TASK DESCRIPTION:
Find all the lines with "استقرارا" and gather them.

- - - - -

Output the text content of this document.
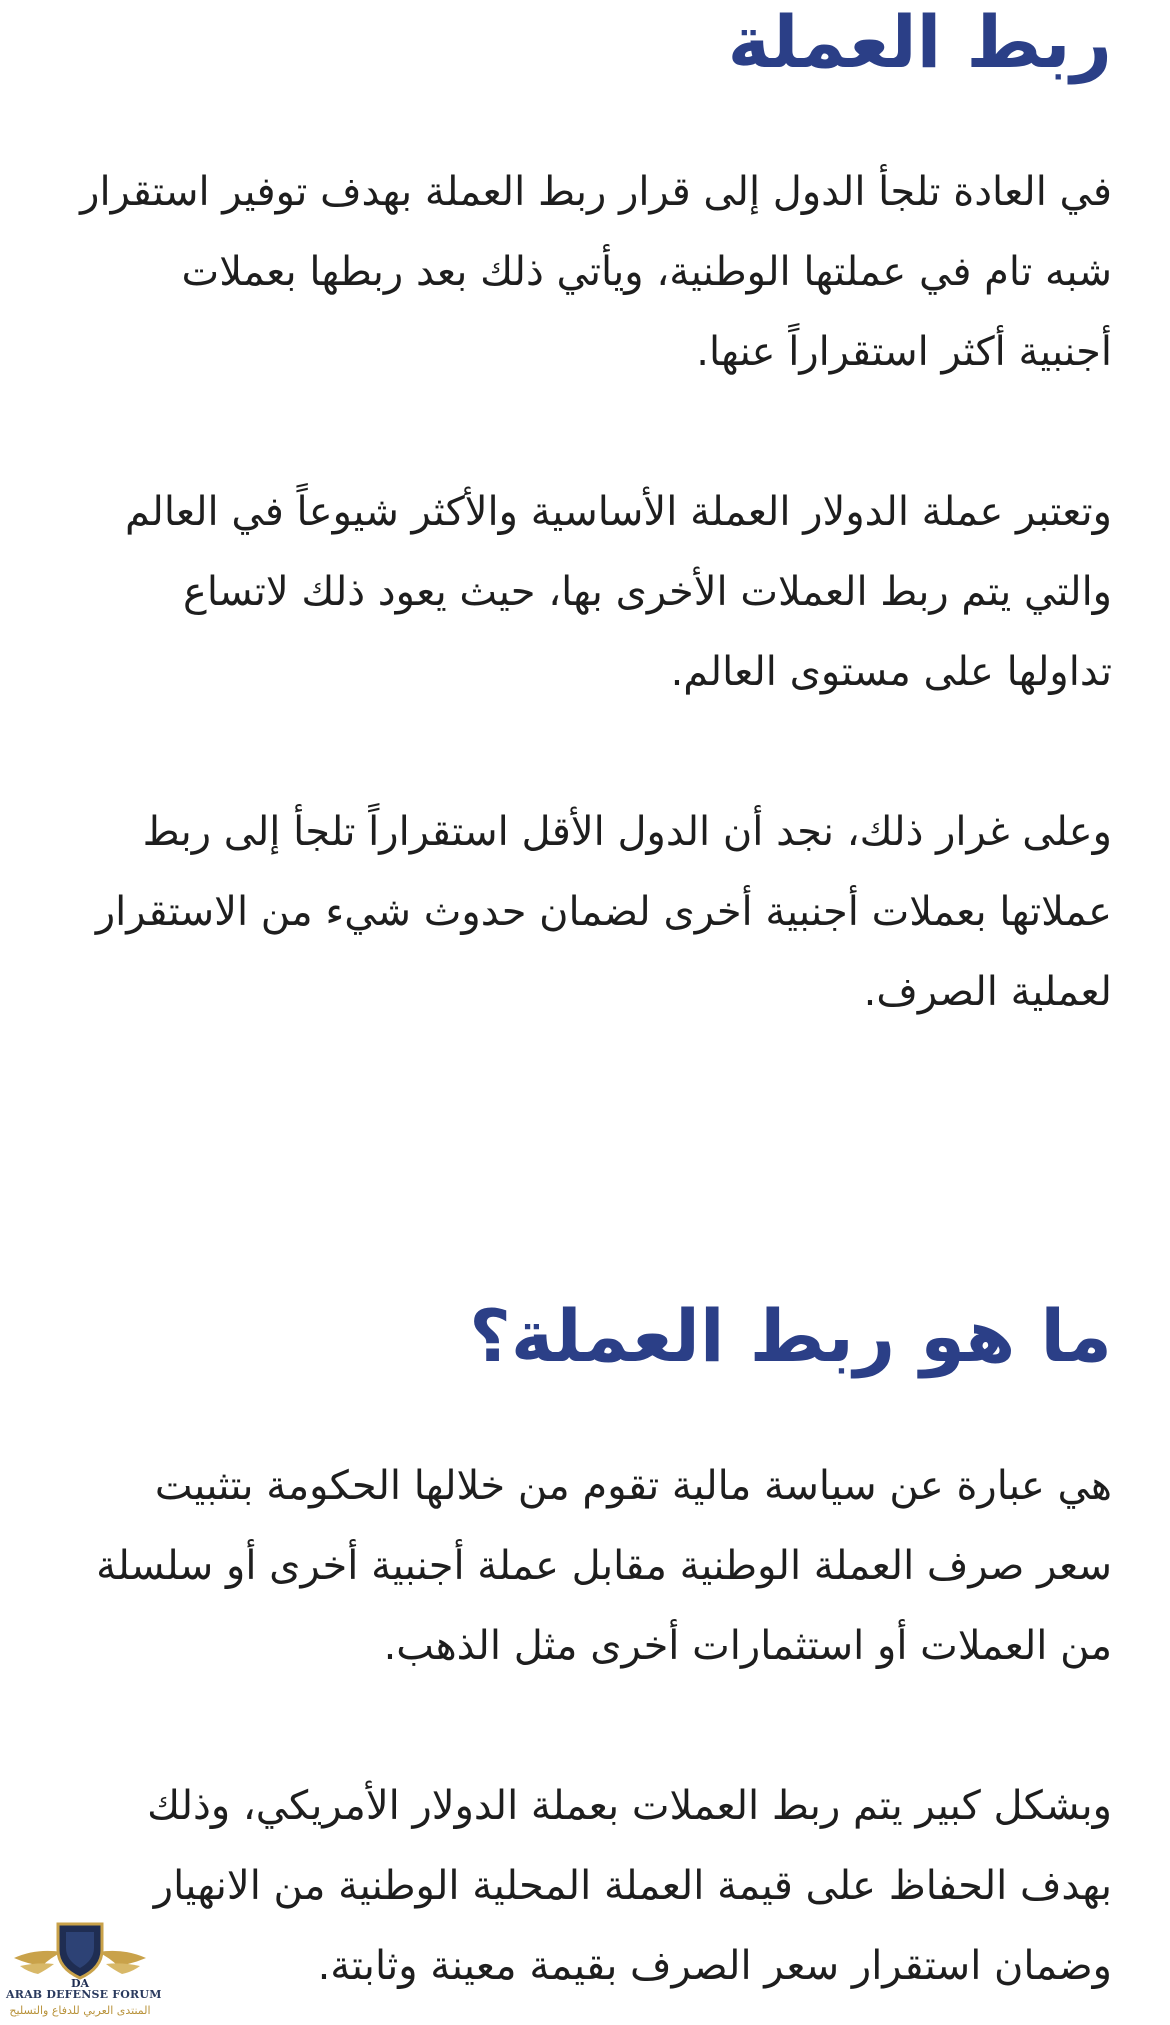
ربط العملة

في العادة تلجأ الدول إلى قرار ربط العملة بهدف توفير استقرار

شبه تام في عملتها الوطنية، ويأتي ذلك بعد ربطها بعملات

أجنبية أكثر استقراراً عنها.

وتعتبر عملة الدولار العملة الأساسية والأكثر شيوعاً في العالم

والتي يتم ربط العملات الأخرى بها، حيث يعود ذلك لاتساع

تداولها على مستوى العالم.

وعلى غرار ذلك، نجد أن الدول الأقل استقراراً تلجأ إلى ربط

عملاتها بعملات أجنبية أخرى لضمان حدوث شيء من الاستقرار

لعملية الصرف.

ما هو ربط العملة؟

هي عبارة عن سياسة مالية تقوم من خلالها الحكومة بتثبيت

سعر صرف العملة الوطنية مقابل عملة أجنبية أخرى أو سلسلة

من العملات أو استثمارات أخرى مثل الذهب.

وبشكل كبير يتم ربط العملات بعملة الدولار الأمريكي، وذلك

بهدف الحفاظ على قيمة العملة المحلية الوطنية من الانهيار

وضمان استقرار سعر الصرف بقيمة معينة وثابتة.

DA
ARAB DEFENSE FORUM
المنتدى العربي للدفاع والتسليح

- - - - -

TASK RESULT:
أجنبية أكثر استقراراً عنها.
وعلى غرار ذلك، نجد أن الدول الأقل استقراراً تلجأ إلى ربط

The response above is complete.